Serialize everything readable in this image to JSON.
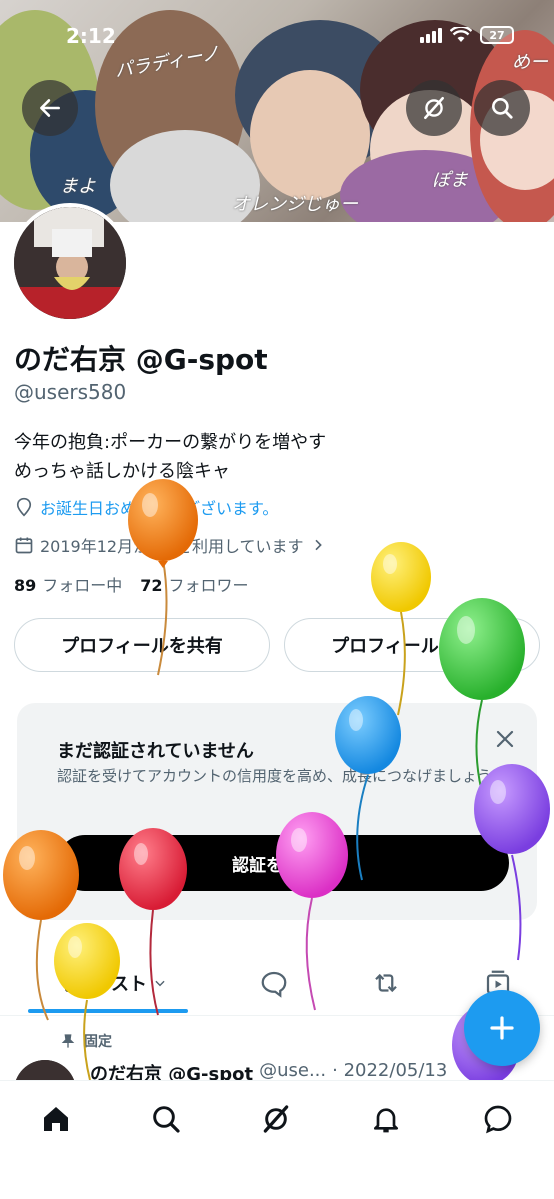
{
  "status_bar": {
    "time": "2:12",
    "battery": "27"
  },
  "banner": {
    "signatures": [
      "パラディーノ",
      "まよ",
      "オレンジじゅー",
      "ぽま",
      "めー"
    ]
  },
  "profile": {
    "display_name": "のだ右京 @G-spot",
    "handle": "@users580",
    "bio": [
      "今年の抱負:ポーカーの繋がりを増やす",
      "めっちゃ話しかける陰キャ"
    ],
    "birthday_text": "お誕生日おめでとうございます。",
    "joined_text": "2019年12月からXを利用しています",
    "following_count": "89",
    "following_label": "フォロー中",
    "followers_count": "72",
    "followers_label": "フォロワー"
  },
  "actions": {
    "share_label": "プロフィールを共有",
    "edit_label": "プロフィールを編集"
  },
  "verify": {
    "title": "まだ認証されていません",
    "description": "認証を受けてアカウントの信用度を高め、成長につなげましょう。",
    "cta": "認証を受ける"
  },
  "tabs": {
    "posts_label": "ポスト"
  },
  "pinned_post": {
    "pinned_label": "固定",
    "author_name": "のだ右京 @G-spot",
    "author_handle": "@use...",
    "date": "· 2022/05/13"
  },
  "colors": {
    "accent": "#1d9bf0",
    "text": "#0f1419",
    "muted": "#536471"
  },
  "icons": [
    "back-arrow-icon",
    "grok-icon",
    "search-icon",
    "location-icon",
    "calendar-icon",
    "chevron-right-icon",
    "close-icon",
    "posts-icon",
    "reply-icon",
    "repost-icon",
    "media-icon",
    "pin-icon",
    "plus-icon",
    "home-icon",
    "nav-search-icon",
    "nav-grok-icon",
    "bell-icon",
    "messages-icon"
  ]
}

[Exercise task]
Search the records above for the string "のだ右京". Copy every line that contains it.

[Task answer]
    "display_name": "のだ右京 @G-spot",
    "author_name": "のだ右京 @G-spot",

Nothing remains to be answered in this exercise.